__Objective__: Write the records below out in full, character for character, with no pictures.

__Data lines__:
-- start --

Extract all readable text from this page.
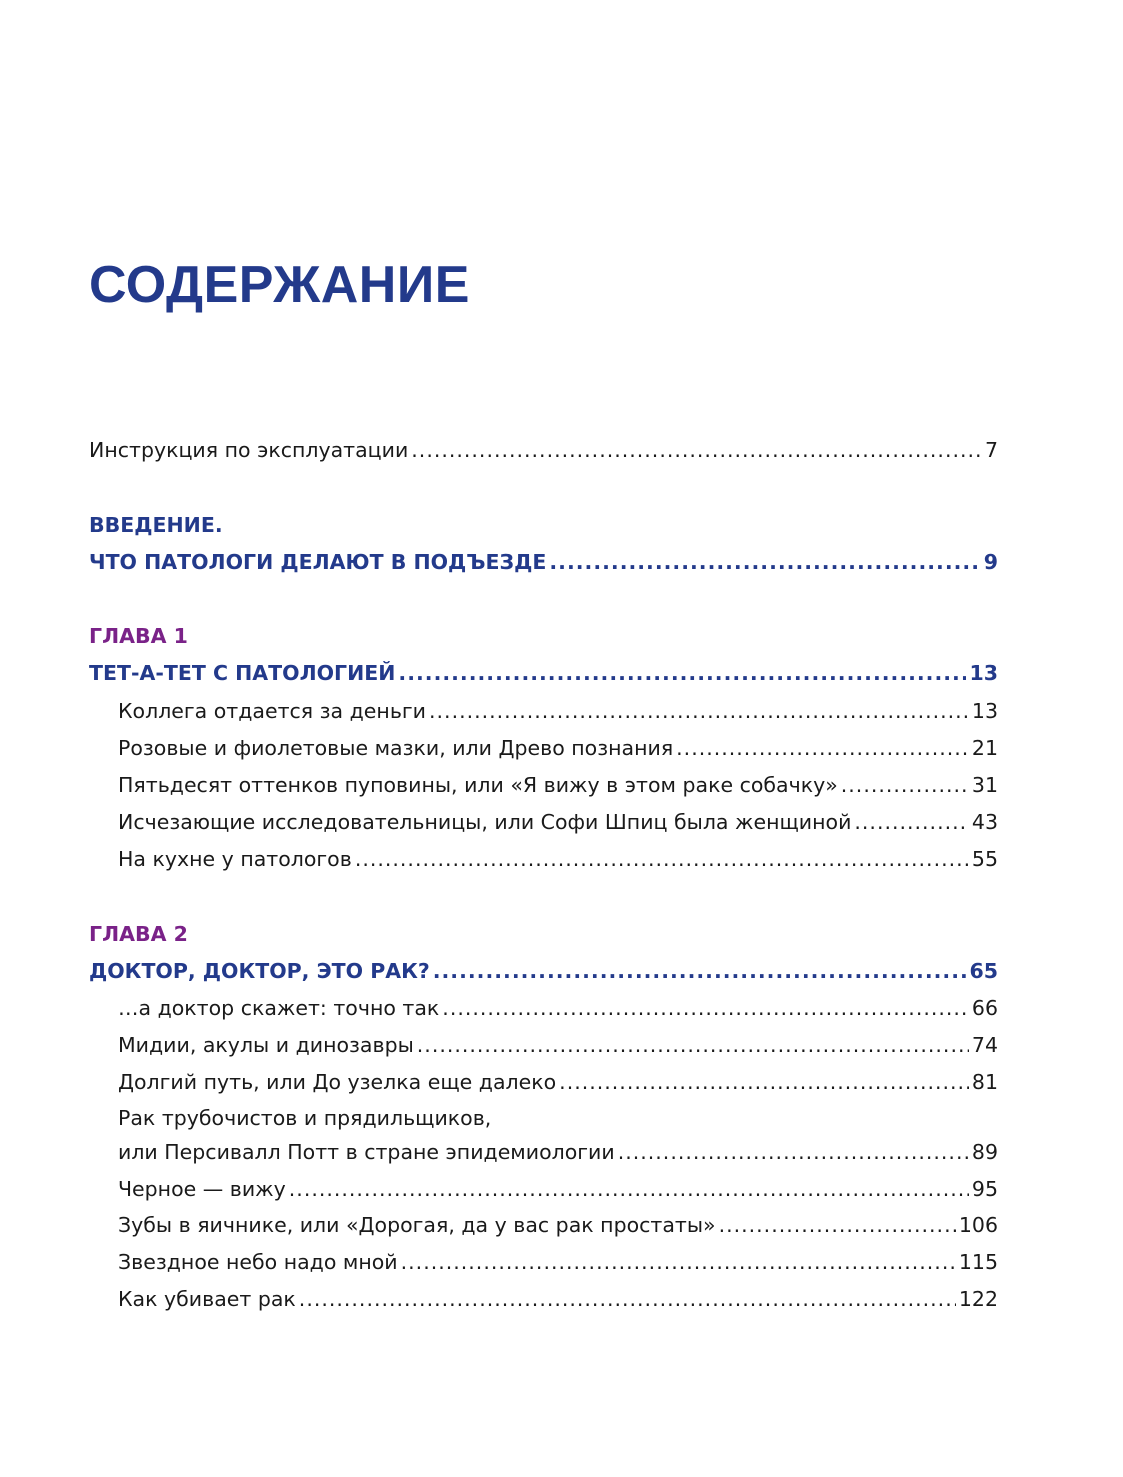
СОДЕРЖАНИЕ
Инструкция по эксплуатации .....	7
ВВЕДЕНИЕ.
ЧТО ПАТОЛОГИ ДЕЛАЮТ В ПОДЪЕЗДЕ .....	9
ГЛАВА 1
ТЕТ-А-ТЕТ С ПАТОЛОГИЕЙ .....	13
Коллега отдается за деньги .....	13
Розовые и фиолетовые мазки, или Древо познания .....	21
Пятьдесят оттенков пуповины, или «Я вижу в этом раке собачку» .....	31
Исчезающие исследовательницы, или Софи Шпиц была женщиной .....	43
На кухне у патологов .....	55
ГЛАВА 2
ДОКТОР, ДОКТОР, ЭТО РАК? .....	65
…а доктор скажет: точно так .....	66
Мидии, акулы и динозавры .....	74
Долгий путь, или До узелка еще далеко .....	81
Рак трубочистов и прядильщиков,
или Персивалл Потт в стране эпидемиологии .....	89
Черное — вижу .....	95
Зубы в яичнике, или «Дорогая, да у вас рак простаты» .....	106
Звездное небо надо мной .....	115
Как убивает рак .....	122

-- end --

__Exercise response__:
Extract all readable text from this page.
СОДЕРЖАНИЕ
Инструкция по эксплуатации .....	7
ВВЕДЕНИЕ.
ЧТО ПАТОЛОГИ ДЕЛАЮТ В ПОДЪЕЗДЕ .....	9
ГЛАВА 1
ТЕТ-А-ТЕТ С ПАТОЛОГИЕЙ .....	13
Коллега отдается за деньги .....	13
Розовые и фиолетовые мазки, или Древо познания .....	21
Пятьдесят оттенков пуповины, или «Я вижу в этом раке собачку» .....	31
Исчезающие исследовательницы, или Софи Шпиц была женщиной .....	43
На кухне у патологов .....	55
ГЛАВА 2
ДОКТОР, ДОКТОР, ЭТО РАК? .....	65
…а доктор скажет: точно так .....	66
Мидии, акулы и динозавры .....	74
Долгий путь, или До узелка еще далеко .....	81
Рак трубочистов и прядильщиков,
или Персивалл Потт в стране эпидемиологии .....	89
Черное — вижу .....	95
Зубы в яичнике, или «Дорогая, да у вас рак простаты» .....	106
Звездное небо надо мной .....	115
Как убивает рак .....	122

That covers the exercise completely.